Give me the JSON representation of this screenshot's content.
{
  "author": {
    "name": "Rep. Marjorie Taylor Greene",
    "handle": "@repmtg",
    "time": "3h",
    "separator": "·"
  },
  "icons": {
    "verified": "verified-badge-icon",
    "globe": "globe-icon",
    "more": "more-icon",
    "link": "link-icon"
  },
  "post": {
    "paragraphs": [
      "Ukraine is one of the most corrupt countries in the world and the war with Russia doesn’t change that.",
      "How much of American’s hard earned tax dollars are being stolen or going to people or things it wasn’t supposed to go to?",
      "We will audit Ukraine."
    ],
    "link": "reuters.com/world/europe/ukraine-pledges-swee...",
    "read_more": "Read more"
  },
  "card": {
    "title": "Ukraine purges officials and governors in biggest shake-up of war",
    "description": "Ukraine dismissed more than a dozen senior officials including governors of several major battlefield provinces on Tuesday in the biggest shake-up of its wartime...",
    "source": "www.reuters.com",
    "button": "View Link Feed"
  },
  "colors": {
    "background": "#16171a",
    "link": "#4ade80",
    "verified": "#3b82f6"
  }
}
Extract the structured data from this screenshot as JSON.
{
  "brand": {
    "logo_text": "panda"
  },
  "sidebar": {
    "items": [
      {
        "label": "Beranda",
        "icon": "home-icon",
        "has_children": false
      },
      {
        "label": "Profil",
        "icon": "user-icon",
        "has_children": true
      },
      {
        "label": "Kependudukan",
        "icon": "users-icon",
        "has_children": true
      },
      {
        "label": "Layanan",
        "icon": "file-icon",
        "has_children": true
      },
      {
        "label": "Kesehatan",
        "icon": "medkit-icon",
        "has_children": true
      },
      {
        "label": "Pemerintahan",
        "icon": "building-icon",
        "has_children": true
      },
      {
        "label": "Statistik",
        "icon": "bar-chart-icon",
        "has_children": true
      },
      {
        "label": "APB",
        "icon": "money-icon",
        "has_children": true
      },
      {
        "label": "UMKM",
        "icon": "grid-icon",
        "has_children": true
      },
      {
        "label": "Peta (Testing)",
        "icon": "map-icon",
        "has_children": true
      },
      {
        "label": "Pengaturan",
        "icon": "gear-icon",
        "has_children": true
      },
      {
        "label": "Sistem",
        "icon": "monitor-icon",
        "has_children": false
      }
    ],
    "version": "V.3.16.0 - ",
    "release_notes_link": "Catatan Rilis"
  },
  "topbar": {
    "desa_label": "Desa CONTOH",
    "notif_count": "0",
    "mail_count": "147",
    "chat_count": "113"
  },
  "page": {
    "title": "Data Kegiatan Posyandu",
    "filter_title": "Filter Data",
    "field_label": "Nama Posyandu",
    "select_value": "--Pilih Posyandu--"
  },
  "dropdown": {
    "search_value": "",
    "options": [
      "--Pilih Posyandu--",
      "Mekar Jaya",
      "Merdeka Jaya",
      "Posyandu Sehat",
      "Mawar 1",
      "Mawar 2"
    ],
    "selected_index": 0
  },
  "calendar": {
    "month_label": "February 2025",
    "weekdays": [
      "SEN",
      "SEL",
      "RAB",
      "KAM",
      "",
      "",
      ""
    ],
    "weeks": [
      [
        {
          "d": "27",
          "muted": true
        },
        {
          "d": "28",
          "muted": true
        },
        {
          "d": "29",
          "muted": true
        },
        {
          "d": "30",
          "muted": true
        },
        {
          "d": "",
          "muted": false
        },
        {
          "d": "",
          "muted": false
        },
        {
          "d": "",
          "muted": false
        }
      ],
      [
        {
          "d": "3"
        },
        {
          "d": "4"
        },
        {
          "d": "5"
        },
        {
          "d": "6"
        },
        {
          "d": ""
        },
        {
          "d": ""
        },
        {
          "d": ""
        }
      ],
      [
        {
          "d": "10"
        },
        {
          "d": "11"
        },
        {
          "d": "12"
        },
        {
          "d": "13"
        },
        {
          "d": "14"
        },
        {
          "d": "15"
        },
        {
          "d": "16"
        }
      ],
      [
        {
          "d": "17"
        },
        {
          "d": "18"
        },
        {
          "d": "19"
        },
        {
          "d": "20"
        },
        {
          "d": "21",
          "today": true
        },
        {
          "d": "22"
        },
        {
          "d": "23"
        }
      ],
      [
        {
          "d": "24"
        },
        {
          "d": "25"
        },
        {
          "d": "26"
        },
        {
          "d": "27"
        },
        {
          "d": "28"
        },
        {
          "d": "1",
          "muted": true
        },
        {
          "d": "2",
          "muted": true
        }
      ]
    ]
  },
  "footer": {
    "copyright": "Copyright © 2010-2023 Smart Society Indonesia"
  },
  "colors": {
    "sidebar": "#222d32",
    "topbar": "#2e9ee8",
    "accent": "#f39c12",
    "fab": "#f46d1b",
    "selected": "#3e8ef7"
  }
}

### PROBLEM REQUIREMENTS
Transcribe the whole listing with nothing added or left out.

### COMPLETE OUTPUT
Give me the JSON representation of this screenshot's content.
{
  "author": {
    "name": "Rep. Marjorie Taylor Greene",
    "handle": "@repmtg",
    "time": "3h",
    "separator": "·"
  },
  "icons": {
    "verified": "verified-badge-icon",
    "globe": "globe-icon",
    "more": "more-icon",
    "link": "link-icon"
  },
  "post": {
    "paragraphs": [
      "Ukraine is one of the most corrupt countries in the world and the war with Russia doesn’t change that.",
      "How much of American’s hard earned tax dollars are being stolen or going to people or things it wasn’t supposed to go to?",
      "We will audit Ukraine."
    ],
    "link": "reuters.com/world/europe/ukraine-pledges-swee...",
    "read_more": "Read more"
  },
  "card": {
    "title": "Ukraine purges officials and governors in biggest shake-up of war",
    "description": "Ukraine dismissed more than a dozen senior officials including governors of several major battlefield provinces on Tuesday in the biggest shake-up of its wartime...",
    "source": "www.reuters.com",
    "button": "View Link Feed"
  },
  "colors": {
    "background": "#16171a",
    "link": "#4ade80",
    "verified": "#3b82f6"
  }
}
Extract the structured data from this screenshot as JSON.
{
  "brand": {
    "logo_text": "panda"
  },
  "sidebar": {
    "items": [
      {
        "label": "Beranda",
        "icon": "home-icon",
        "has_children": false
      },
      {
        "label": "Profil",
        "icon": "user-icon",
        "has_children": true
      },
      {
        "label": "Kependudukan",
        "icon": "users-icon",
        "has_children": true
      },
      {
        "label": "Layanan",
        "icon": "file-icon",
        "has_children": true
      },
      {
        "label": "Kesehatan",
        "icon": "medkit-icon",
        "has_children": true
      },
      {
        "label": "Pemerintahan",
        "icon": "building-icon",
        "has_children": true
      },
      {
        "label": "Statistik",
        "icon": "bar-chart-icon",
        "has_children": true
      },
      {
        "label": "APB",
        "icon": "money-icon",
        "has_children": true
      },
      {
        "label": "UMKM",
        "icon": "grid-icon",
        "has_children": true
      },
      {
        "label": "Peta (Testing)",
        "icon": "map-icon",
        "has_children": true
      },
      {
        "label": "Pengaturan",
        "icon": "gear-icon",
        "has_children": true
      },
      {
        "label": "Sistem",
        "icon": "monitor-icon",
        "has_children": false
      }
    ],
    "version": "V.3.16.0 - ",
    "release_notes_link": "Catatan Rilis"
  },
  "topbar": {
    "desa_label": "Desa CONTOH",
    "notif_count": "0",
    "mail_count": "147",
    "chat_count": "113"
  },
  "page": {
    "title": "Data Kegiatan Posyandu",
    "filter_title": "Filter Data",
    "field_label": "Nama Posyandu",
    "select_value": "--Pilih Posyandu--"
  },
  "dropdown": {
    "search_value": "",
    "options": [
      "--Pilih Posyandu--",
      "Mekar Jaya",
      "Merdeka Jaya",
      "Posyandu Sehat",
      "Mawar 1",
      "Mawar 2"
    ],
    "selected_index": 0
  },
  "calendar": {
    "month_label": "February 2025",
    "weekdays": [
      "SEN",
      "SEL",
      "RAB",
      "KAM",
      "",
      "",
      ""
    ],
    "weeks": [
      [
        {
          "d": "27",
          "muted": true
        },
        {
          "d": "28",
          "muted": true
        },
        {
          "d": "29",
          "muted": true
        },
        {
          "d": "30",
          "muted": true
        },
        {
          "d": "",
          "muted": false
        },
        {
          "d": "",
          "muted": false
        },
        {
          "d": "",
          "muted": false
        }
      ],
      [
        {
          "d": "3"
        },
        {
          "d": "4"
        },
        {
          "d": "5"
        },
        {
          "d": "6"
        },
        {
          "d": ""
        },
        {
          "d": ""
        },
        {
          "d": ""
        }
      ],
      [
        {
          "d": "10"
        },
        {
          "d": "11"
        },
        {
          "d": "12"
        },
        {
          "d": "13"
        },
        {
          "d": "14"
        },
        {
          "d": "15"
        },
        {
          "d": "16"
        }
      ],
      [
        {
          "d": "17"
        },
        {
          "d": "18"
        },
        {
          "d": "19"
        },
        {
          "d": "20"
        },
        {
          "d": "21",
          "today": true
        },
        {
          "d": "22"
        },
        {
          "d": "23"
        }
      ],
      [
        {
          "d": "24"
        },
        {
          "d": "25"
        },
        {
          "d": "26"
        },
        {
          "d": "27"
        },
        {
          "d": "28"
        },
        {
          "d": "1",
          "muted": true
        },
        {
          "d": "2",
          "muted": true
        }
      ]
    ]
  },
  "footer": {
    "copyright": "Copyright © 2010-2023 Smart Society Indonesia"
  },
  "colors": {
    "sidebar": "#222d32",
    "topbar": "#2e9ee8",
    "accent": "#f39c12",
    "fab": "#f46d1b",
    "selected": "#3e8ef7"
  }
}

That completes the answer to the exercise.